Data entries:

* * * *

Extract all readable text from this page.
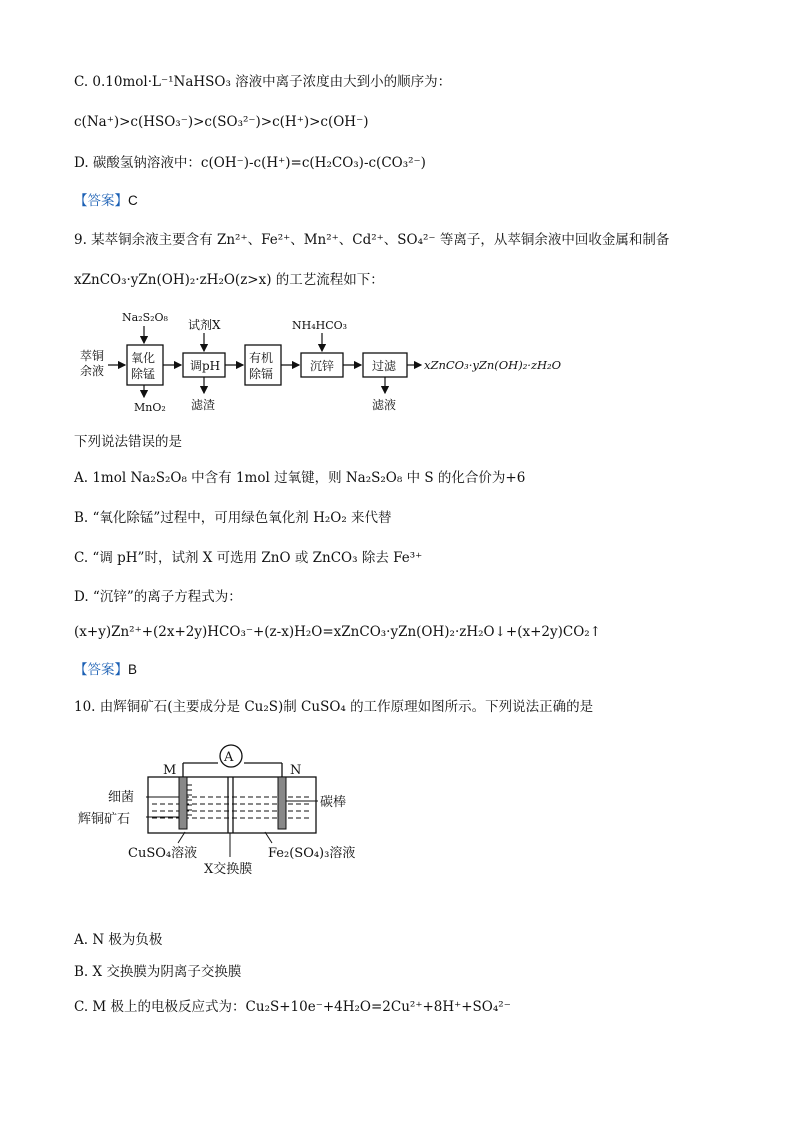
C. 0.10mol·L⁻¹NaHSO₃ 溶液中离子浓度由大到小的顺序为：
c(Na⁺)>c(HSO₃⁻)>c(SO₃²⁻)>c(H⁺)>c(OH⁻)
D. 碳酸氢钠溶液中：c(OH⁻)-c(H⁺)=c(H₂CO₃)-c(CO₃²⁻)
【答案】C
9. 某萃铜余液主要含有 Zn²⁺、Fe²⁺、Mn²⁺、Cd²⁺、SO₄²⁻ 等离子，从萃铜余液中回收金属和制备
xZnCO₃·yZn(OH)₂·zH₂O(z>x) 的工艺流程如下：
萃铜
余液
Na₂S₂O₈
氧化
除锰
MnO₂
试剂X
调pH
滤渣
有机
除镉
NH₄HCO₃
沉锌	过滤
滤液
xZnCO₃·yZn(OH)₂·zH₂O
下列说法错误的是
A. 1mol Na₂S₂O₈ 中含有 1mol 过氧键，则 Na₂S₂O₈ 中 S 的化合价为+6
B. “氧化除锰”过程中，可用绿色氧化剂 H₂O₂ 来代替
C. “调 pH”时，试剂 X 可选用 ZnO 或 ZnCO₃ 除去 Fe³⁺
D. “沉锌”的离子方程式为：
(x+y)Zn²⁺+(2x+2y)HCO₃⁻+(z-x)H₂O=xZnCO₃·yZn(OH)₂·zH₂O↓+(x+2y)CO₂↑
【答案】B
10. 由辉铜矿石(主要成分是 Cu₂S)制 CuSO₄ 的工作原理如图所示。下列说法正确的是
A
M	N
细菌
辉铜矿石
碳棒
CuSO₄溶液	Fe₂(SO₄)₃溶液
X交换膜
A. N 极为负极
B. X 交换膜为阴离子交换膜
C. M 极上的电极反应式为：Cu₂S+10e⁻+4H₂O=2Cu²⁺+8H⁺+SO₄²⁻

* * * *

▶ _Aim_: Pull out all lines containing "zH₂O".

▶ _Solved exercise_:
xZnCO₃·yZn(OH)₂·zH₂O(z>x) 的工艺流程如下：
xZnCO₃·yZn(OH)₂·zH₂O
(x+y)Zn²⁺+(2x+2y)HCO₃⁻+(z-x)H₂O=xZnCO₃·yZn(OH)₂·zH₂O↓+(x+2y)CO₂↑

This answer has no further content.